* STATED TASK
Return all lines from the listing below in which the string "TradingView" occurs.
※
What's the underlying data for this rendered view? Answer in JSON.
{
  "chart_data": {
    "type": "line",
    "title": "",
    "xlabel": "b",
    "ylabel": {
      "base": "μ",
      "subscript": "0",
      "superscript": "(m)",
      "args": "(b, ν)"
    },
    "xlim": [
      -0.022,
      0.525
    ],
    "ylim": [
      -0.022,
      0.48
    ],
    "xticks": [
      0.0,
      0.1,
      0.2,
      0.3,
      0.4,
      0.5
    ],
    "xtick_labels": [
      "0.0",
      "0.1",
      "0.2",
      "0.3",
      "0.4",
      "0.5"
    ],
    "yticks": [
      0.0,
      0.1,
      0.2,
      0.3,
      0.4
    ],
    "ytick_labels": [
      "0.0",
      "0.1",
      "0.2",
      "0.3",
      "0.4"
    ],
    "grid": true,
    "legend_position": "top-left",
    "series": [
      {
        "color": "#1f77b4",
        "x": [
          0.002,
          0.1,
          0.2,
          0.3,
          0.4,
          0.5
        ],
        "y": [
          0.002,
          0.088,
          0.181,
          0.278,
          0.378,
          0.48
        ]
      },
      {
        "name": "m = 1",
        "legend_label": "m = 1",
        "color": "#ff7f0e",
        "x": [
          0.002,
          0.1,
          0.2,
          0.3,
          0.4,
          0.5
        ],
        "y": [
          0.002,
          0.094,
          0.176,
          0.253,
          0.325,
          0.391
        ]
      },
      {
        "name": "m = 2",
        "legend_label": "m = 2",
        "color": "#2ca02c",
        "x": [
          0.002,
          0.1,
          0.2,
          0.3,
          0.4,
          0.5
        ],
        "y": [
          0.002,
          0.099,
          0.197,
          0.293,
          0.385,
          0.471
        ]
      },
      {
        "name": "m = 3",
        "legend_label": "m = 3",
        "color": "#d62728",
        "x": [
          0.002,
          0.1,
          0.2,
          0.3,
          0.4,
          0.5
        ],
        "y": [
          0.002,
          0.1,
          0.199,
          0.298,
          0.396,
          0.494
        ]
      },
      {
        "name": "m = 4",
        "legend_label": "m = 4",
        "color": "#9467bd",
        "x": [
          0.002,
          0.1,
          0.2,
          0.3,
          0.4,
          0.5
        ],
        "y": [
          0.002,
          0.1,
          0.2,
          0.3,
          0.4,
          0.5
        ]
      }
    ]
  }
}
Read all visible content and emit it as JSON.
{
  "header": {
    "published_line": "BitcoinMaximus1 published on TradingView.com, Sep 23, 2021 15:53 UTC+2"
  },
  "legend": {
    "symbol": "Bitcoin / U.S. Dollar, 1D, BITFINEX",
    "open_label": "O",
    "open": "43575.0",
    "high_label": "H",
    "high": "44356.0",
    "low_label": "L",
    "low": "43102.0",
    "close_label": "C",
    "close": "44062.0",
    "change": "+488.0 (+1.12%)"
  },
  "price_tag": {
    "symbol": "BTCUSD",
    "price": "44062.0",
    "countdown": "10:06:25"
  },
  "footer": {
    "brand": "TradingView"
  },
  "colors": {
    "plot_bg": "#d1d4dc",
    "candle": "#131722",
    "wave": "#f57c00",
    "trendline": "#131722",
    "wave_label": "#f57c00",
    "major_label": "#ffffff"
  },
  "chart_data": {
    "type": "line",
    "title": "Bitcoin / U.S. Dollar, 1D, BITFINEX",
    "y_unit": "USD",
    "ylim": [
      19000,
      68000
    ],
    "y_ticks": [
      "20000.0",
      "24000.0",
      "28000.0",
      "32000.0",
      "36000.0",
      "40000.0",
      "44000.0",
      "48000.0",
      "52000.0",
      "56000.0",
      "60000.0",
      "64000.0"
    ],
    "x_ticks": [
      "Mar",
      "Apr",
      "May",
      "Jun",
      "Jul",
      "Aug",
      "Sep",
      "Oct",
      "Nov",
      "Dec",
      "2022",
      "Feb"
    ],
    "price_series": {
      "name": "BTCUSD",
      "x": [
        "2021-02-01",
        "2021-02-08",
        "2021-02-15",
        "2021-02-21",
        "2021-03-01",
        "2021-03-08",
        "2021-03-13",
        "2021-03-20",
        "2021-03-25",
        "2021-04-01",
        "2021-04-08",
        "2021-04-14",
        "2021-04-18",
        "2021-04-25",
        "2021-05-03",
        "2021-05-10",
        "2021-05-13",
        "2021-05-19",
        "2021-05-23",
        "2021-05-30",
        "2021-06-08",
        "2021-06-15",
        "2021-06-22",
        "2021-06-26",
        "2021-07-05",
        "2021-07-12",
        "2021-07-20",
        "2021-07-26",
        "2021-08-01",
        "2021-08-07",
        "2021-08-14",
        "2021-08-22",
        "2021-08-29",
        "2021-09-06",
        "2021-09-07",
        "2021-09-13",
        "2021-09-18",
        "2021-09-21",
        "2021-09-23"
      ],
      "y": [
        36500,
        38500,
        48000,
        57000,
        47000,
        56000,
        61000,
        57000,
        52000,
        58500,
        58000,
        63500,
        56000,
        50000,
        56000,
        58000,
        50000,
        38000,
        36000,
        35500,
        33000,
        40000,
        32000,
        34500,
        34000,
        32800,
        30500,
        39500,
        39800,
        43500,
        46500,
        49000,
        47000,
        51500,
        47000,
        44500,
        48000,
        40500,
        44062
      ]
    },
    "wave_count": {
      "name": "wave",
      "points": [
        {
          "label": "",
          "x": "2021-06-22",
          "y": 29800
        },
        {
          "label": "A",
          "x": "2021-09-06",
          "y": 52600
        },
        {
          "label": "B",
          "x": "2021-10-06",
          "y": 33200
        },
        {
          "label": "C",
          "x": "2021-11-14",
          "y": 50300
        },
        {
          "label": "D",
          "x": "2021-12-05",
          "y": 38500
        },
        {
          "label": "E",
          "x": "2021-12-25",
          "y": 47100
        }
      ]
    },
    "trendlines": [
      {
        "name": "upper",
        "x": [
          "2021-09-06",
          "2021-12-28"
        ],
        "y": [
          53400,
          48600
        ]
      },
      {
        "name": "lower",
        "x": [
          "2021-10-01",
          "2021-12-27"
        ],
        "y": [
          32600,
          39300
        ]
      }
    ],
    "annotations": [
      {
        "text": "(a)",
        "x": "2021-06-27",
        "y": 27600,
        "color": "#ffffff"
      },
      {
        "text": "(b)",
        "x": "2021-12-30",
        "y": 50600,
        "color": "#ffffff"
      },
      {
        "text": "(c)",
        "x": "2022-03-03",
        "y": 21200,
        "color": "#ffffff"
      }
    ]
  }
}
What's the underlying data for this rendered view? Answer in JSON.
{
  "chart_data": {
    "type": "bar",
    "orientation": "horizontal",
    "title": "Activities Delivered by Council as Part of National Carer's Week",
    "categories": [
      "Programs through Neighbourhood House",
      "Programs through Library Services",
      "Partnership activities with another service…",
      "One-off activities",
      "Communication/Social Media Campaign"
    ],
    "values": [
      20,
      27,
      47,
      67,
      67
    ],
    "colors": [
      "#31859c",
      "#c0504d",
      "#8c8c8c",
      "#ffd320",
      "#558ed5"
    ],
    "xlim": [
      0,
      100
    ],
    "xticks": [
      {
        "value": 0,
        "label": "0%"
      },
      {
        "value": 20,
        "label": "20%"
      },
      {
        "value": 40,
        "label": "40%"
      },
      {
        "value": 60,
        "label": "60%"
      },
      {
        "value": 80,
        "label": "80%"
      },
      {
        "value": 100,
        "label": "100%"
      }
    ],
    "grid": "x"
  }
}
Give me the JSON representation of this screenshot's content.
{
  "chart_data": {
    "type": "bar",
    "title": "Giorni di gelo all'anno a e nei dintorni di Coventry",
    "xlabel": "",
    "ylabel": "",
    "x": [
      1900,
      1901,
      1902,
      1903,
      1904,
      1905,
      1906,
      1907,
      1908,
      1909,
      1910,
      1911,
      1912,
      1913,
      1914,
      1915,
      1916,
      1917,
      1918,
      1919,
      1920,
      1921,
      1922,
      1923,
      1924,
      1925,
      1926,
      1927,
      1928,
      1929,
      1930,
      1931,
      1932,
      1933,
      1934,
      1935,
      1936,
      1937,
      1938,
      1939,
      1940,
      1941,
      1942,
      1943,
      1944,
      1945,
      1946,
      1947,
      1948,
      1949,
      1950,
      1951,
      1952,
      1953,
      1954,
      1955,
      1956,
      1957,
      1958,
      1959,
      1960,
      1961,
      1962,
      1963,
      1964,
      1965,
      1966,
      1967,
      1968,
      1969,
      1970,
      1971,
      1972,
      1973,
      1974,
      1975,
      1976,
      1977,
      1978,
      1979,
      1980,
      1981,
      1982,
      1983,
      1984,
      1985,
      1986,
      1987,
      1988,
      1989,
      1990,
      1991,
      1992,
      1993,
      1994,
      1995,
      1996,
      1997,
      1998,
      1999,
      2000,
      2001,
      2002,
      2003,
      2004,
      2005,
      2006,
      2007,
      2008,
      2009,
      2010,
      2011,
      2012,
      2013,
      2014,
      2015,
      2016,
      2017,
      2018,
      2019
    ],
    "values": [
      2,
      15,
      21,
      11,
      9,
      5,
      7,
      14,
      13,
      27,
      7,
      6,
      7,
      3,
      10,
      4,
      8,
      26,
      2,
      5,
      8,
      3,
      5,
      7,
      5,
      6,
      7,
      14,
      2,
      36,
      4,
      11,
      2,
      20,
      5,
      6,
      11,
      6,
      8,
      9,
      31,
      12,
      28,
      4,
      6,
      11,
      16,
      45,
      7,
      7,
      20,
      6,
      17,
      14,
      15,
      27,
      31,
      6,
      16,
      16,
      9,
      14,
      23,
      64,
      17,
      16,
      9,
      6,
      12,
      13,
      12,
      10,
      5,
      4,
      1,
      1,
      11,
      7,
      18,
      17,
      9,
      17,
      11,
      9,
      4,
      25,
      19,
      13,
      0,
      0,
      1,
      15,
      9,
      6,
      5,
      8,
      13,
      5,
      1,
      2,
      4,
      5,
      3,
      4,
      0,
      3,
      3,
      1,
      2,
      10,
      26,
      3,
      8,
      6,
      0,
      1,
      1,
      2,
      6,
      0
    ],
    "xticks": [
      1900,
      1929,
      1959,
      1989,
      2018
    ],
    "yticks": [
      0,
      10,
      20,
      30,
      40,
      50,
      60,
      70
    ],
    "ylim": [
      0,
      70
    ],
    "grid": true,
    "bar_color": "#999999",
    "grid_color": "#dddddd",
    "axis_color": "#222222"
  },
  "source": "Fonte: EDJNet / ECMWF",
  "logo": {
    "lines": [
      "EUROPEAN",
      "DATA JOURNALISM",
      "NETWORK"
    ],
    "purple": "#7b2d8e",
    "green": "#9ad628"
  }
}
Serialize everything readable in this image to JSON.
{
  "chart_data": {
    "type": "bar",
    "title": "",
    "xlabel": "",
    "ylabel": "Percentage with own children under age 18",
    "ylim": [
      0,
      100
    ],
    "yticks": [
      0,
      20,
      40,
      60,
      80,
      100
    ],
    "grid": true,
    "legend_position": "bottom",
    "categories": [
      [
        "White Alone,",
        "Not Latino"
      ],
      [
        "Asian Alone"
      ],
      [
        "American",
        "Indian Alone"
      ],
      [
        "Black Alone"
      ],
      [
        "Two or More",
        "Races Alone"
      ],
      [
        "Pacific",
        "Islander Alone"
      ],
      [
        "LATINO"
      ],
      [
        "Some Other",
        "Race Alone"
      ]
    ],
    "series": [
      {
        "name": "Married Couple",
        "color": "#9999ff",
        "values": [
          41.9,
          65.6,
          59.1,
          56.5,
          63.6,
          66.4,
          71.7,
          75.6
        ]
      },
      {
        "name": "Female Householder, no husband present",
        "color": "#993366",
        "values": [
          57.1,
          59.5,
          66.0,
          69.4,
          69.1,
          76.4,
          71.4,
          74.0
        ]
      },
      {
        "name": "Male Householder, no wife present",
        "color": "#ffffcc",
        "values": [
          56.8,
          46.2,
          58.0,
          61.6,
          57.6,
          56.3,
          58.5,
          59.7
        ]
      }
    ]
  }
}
※
* EXPECTED ANSWER
    "published_line": "BitcoinMaximus1 published on TradingView.com, Sep 23, 2021 15:53 UTC+2"
    "brand": "TradingView"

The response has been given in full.